УКАЗАНИЯ И ТРЕБОВАНИЯ → Продублируйте целиком и без единого изменения текст о краковских курганах и коллекциях Чарторыйских.

Необходимо обратить внимание на попытку освоения в Кракове еще одной древней традиции — насыпания курганов в честь героев. Под городом располагался курган, который легенда связывала с мифическим отцом-основателем Краком[715]. В 1820 г. было решено передать холм Блаженной Брониславы для его переустройства в курган в честь польского национального героя Т. Костюшко. В 1847 г. курган было решено укрепить, а в 1860 г. на его вершине поставили памятный гранитный камень с надписью «Kościuszce» («Костюшке»). Костюшко — не персонаж Средневековья, но показательно, что для его прославления поляки прибегли к древнему символу — кургану. Традиция продолжится в 1934–1937 гг., когда в Кракове возведут курган в честь Ю. Пилсудского.
Помимо архитектурных объектов нужны были артефакты, реликвии, в которых визуализировалась бы национальная история. После подавления Ноябрьского восстания 1830 г. коллекции имения Чарторыйских в Пулавах, призванные создать образ польской истории, были рассеяны по нескольким хранилищам (в Корнике, Сеняве, Париже)[716]. В 1874 г. Владислав Чарторыйский начал их размещать в Кракове в специально приобретенном здании, где до сих пор находится библиотека князей Чарторыйских. Богатейшие коллекции музея и библиотеки подтверждали высокий культурный статус Польши, ее право на самостоятельное развитие и освобождение от власти империй.

ПОЗИЦИИ →
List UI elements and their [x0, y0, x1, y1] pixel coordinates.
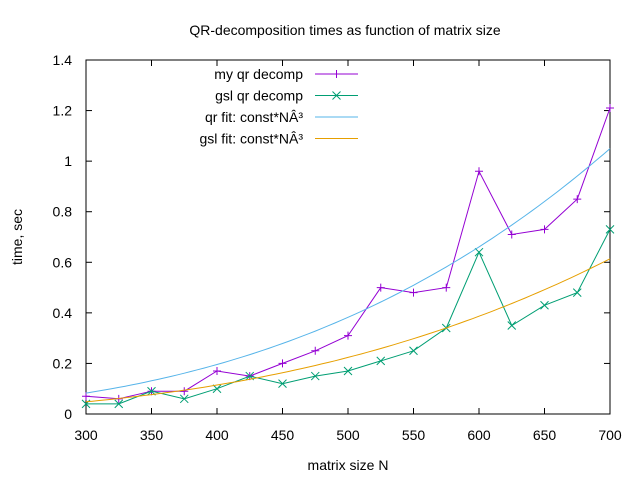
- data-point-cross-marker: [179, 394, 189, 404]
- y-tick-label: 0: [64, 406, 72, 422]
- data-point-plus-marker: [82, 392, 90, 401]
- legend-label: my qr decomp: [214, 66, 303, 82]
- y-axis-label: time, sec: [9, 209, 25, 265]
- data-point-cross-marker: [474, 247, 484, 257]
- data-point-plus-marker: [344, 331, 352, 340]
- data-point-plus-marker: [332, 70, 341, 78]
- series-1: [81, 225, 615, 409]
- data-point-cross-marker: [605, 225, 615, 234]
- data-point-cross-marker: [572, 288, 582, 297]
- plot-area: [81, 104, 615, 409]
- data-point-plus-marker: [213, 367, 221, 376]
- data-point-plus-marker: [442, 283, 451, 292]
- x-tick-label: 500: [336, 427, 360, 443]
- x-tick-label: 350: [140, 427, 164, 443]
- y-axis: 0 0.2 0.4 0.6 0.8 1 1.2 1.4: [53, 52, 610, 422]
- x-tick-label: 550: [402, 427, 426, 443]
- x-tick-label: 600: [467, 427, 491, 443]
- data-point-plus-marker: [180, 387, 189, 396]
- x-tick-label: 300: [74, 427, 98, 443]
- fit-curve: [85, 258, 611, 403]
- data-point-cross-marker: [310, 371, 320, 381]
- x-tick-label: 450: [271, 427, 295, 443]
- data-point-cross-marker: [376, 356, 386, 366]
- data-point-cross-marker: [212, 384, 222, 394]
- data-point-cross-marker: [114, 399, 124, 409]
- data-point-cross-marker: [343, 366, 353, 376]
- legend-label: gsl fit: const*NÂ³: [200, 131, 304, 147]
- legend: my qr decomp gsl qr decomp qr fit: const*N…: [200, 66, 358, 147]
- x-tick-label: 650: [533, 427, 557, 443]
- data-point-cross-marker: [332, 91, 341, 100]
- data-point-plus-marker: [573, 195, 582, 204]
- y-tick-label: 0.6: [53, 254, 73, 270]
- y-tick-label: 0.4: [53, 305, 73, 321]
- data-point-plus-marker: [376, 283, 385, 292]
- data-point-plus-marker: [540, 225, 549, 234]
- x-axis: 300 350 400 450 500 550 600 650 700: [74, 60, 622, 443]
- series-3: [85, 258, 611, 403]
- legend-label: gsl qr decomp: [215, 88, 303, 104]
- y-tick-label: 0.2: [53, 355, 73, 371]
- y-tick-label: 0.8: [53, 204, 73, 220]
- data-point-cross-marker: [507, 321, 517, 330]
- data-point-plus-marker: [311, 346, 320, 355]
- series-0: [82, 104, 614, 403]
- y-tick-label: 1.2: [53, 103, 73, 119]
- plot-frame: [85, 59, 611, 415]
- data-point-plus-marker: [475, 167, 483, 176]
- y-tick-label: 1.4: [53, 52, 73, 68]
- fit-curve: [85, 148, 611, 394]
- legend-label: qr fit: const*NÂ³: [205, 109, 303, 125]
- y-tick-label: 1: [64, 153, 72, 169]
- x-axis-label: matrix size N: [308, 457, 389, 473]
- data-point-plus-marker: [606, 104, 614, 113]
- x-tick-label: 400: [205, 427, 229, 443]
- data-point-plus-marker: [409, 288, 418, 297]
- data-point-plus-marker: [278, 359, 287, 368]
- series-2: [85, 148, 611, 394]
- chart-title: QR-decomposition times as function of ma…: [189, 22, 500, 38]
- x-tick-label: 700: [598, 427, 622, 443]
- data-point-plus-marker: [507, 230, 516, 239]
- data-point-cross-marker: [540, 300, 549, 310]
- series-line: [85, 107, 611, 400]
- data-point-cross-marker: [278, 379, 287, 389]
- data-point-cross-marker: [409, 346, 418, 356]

РЕЗУЛЬТАТ ВЫПОЛНЕНИЯ →
Необходимо обратить внимание на попытку освоения в Кракове еще одной древней традиции — насыпания курганов в честь героев. Под городом располагался курган, который легенда связывала с мифическим отцом-основателем Краком[715]. В 1820 г. было решено передать холм Блаженной Брониславы для его переустройства в курган в честь польского национального героя Т. Костюшко. В 1847 г. курган было решено укрепить, а в 1860 г. на его вершине поставили памятный гранитный камень с надписью «Kościuszce» («Костюшке»). Костюшко — не персонаж Средневековья, но показательно, что для его прославления поляки прибегли к древнему символу — кургану. Традиция продолжится в 1934–1937 гг., когда в Кракове возведут курган в честь Ю. Пилсудского.
Помимо архитектурных объектов нужны были артефакты, реликвии, в которых визуализировалась бы национальная история. После подавления Ноябрьского восстания 1830 г. коллекции имения Чарторыйских в Пулавах, призванные создать образ польской истории, были рассеяны по нескольким хранилищам (в Корнике, Сеняве, Париже)[716]. В 1874 г. Владислав Чарторыйский начал их размещать в Кракове в специально приобретенном здании, где до сих пор находится библиотека князей Чарторыйских. Богатейшие коллекции музея и библиотеки подтверждали высокий культурный статус Польши, ее право на самостоятельное развитие и освобождение от власти империй.